#### Records for the task
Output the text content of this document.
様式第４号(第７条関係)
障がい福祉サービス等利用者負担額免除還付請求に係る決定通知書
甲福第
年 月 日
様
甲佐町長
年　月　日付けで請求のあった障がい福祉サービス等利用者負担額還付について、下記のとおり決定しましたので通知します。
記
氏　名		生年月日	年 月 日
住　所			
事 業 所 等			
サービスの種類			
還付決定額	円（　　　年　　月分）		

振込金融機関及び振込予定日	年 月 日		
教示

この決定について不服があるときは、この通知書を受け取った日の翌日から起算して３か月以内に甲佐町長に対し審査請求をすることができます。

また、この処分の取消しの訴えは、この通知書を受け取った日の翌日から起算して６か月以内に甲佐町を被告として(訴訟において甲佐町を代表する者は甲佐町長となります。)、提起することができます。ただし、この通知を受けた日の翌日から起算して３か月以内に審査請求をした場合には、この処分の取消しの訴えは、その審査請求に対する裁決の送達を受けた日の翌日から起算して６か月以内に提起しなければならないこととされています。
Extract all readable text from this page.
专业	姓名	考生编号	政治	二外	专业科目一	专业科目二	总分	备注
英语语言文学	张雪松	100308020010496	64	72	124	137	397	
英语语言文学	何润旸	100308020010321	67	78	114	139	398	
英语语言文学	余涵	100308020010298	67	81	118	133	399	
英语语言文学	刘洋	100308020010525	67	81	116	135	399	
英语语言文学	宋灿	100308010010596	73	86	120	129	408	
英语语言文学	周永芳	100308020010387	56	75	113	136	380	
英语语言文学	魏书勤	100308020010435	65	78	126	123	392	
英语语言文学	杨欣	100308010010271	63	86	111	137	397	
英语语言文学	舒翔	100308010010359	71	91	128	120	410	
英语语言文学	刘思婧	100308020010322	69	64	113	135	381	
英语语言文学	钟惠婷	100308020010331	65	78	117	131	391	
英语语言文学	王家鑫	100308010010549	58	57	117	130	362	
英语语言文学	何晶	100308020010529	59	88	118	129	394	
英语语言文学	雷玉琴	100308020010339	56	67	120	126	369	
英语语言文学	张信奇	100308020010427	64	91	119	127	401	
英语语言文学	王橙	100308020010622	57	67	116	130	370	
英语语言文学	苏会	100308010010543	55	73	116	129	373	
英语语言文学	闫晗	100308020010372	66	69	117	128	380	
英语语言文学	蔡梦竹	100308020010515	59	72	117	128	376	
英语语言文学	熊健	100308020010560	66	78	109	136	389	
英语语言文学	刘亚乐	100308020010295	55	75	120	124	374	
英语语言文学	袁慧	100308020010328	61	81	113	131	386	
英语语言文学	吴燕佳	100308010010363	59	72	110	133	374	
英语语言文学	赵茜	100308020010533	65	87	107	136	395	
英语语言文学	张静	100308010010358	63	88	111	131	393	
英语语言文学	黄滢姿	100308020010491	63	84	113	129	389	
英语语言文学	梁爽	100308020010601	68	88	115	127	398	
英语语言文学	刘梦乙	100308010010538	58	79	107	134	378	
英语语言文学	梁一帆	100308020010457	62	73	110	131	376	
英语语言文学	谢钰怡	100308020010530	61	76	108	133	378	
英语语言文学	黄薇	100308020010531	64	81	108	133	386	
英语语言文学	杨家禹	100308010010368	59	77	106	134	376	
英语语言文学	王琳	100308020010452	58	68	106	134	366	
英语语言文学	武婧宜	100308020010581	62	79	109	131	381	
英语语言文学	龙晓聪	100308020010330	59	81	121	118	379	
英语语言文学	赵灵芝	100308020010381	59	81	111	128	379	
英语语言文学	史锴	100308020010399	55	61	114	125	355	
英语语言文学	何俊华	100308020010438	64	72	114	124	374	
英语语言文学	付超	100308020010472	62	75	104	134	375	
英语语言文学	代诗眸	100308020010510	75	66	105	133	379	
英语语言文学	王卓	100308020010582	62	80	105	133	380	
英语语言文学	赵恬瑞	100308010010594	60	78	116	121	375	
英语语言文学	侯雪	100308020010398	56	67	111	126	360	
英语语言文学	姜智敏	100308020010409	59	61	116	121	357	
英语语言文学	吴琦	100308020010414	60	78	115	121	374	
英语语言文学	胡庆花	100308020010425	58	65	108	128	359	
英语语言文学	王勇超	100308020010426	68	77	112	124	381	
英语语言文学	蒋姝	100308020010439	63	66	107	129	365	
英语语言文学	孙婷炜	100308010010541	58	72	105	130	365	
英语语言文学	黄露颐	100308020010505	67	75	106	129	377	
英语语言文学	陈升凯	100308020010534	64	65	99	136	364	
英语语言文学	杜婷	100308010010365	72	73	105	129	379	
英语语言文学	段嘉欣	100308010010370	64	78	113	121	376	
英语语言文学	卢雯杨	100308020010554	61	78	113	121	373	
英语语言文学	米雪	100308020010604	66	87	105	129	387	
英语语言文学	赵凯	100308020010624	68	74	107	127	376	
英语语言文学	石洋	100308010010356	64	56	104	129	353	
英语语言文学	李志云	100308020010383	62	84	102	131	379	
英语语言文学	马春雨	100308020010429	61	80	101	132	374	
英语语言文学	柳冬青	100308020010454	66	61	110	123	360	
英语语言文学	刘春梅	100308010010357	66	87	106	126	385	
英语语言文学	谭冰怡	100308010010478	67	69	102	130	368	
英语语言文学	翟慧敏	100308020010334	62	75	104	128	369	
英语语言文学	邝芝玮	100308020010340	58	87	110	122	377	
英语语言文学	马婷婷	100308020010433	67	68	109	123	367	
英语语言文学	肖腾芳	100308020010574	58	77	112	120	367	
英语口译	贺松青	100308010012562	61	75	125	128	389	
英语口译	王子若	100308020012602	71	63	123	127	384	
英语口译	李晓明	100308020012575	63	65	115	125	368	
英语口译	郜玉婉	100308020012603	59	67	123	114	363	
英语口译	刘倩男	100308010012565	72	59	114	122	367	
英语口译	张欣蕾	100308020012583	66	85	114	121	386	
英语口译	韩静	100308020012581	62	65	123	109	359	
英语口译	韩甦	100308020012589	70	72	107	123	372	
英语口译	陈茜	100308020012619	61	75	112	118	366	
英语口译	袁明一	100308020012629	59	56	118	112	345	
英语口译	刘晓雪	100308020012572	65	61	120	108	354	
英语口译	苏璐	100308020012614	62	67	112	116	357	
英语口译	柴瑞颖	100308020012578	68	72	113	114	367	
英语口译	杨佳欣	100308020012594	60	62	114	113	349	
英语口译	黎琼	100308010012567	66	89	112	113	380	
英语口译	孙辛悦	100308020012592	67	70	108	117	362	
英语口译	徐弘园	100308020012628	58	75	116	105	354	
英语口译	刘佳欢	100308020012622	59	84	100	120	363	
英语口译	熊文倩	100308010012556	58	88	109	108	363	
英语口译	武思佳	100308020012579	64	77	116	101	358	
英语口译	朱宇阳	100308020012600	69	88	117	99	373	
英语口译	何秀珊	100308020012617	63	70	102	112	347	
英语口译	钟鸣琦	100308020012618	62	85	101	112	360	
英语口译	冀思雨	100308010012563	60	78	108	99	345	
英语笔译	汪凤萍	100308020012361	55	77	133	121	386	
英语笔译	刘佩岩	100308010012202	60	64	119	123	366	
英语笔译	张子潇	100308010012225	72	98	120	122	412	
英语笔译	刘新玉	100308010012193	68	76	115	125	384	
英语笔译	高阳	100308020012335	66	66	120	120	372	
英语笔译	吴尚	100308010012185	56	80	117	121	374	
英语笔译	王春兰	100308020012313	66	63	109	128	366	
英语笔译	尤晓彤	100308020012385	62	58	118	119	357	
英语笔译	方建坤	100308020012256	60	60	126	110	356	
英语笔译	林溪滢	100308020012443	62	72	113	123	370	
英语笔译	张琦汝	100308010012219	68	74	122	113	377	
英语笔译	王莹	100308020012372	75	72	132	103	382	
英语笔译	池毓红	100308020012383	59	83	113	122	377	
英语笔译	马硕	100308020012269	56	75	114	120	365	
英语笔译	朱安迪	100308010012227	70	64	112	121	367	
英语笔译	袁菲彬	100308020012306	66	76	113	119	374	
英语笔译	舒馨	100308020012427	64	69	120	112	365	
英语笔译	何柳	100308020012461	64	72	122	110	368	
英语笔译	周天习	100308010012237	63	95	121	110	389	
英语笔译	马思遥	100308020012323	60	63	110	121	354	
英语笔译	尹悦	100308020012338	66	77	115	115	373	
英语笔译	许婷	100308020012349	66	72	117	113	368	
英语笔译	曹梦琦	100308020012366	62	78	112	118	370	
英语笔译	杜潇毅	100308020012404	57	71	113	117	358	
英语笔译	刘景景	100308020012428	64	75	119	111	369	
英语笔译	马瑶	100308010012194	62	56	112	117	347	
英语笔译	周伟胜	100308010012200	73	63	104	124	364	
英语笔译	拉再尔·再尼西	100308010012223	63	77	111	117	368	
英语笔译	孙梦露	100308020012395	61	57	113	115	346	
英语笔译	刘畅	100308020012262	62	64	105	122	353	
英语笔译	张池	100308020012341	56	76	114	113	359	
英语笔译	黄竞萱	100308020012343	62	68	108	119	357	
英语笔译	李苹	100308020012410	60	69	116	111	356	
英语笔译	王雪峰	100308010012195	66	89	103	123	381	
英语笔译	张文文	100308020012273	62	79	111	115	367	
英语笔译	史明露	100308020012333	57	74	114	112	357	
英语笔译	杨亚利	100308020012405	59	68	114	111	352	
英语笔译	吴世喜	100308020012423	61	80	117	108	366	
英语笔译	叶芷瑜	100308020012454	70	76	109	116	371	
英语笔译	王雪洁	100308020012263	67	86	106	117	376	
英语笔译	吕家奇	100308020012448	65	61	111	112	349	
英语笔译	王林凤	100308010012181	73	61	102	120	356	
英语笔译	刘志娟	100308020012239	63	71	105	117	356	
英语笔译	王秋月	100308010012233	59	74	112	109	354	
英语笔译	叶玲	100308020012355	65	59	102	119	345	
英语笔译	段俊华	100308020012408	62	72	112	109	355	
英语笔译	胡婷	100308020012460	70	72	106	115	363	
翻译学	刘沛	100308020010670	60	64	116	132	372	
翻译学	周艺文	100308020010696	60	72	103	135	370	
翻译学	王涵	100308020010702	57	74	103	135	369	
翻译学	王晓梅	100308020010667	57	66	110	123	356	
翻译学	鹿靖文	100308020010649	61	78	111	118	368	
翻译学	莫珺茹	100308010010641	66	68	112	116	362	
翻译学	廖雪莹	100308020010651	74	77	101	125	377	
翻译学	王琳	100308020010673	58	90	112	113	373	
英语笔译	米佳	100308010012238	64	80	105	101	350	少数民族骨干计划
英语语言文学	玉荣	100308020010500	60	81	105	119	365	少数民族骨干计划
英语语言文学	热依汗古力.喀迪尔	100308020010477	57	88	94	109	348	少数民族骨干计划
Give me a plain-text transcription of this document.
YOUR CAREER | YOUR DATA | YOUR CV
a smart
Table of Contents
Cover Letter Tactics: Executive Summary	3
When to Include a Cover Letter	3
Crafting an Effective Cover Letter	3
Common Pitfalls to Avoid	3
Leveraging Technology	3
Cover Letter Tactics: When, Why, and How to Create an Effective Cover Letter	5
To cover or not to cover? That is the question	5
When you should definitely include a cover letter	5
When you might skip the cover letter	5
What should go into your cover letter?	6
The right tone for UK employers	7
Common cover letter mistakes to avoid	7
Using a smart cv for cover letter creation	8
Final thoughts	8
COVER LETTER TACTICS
########
Problem requirements → Starting at the line that contains "Give me a plain-text", retype each line through the end of the listing above and nothing else.

Result of the exercise →
Give me a plain-text transcription of this document.
YOUR CAREER | YOUR DATA | YOUR CV
a smart
Table of Contents
Cover Letter Tactics: Executive Summary	3
When to Include a Cover Letter	3
Crafting an Effective Cover Letter	3
Common Pitfalls to Avoid	3
Leveraging Technology	3
Cover Letter Tactics: When, Why, and How to Create an Effective Cover Letter	5
To cover or not to cover? That is the question	5
When you should definitely include a cover letter	5
When you might skip the cover letter	5
What should go into your cover letter?	6
The right tone for UK employers	7
Common cover letter mistakes to avoid	7
Using a smart cv for cover letter creation	8
Final thoughts	8
COVER LETTER TACTICS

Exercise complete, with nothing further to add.